What you need to do | Work through the data and report how many lines include the string "Erstellen", giving the number alone.
▬▬▬
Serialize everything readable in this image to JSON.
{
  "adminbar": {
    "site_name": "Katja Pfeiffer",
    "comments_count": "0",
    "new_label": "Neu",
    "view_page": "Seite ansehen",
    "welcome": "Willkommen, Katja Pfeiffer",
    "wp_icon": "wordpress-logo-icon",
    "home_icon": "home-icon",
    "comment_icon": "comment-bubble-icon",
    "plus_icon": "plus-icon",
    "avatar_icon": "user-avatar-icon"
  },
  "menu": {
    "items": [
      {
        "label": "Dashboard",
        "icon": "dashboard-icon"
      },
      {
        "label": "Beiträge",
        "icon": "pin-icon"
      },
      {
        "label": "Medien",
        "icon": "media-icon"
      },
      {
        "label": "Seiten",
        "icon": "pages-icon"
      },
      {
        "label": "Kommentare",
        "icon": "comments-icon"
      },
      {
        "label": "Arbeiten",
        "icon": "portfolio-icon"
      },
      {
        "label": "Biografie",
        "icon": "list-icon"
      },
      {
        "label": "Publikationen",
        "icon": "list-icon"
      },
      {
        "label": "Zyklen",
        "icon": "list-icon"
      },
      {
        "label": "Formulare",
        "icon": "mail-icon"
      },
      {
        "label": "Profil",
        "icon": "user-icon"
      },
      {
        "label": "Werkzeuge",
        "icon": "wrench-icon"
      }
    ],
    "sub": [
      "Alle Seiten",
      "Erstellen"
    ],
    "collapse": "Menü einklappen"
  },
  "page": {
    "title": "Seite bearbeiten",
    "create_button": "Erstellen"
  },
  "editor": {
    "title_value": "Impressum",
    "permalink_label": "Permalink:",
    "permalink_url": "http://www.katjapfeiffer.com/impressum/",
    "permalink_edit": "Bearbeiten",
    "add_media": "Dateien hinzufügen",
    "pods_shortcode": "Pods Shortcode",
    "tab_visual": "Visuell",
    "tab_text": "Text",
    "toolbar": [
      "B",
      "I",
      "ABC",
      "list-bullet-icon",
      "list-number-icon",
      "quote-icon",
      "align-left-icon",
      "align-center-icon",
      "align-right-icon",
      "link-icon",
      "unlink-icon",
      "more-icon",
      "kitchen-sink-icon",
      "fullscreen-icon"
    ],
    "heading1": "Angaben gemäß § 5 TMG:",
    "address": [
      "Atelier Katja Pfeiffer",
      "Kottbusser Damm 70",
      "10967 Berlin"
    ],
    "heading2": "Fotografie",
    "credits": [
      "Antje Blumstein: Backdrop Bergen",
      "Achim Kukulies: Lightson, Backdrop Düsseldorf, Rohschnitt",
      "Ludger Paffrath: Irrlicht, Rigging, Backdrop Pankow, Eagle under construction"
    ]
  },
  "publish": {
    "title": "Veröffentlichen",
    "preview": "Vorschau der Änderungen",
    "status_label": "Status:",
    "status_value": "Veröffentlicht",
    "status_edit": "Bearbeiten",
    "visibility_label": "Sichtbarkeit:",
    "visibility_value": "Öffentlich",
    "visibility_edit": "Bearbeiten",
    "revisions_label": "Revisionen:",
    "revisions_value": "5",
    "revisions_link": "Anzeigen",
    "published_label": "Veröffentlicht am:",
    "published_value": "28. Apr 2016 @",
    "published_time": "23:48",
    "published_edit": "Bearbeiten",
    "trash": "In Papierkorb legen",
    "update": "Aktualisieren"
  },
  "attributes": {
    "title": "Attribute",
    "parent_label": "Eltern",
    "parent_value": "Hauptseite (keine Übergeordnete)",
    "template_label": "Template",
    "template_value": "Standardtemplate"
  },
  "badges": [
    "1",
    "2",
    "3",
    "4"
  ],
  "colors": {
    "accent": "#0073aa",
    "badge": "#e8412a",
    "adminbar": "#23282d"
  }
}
▬▬▬
Exercise result | 2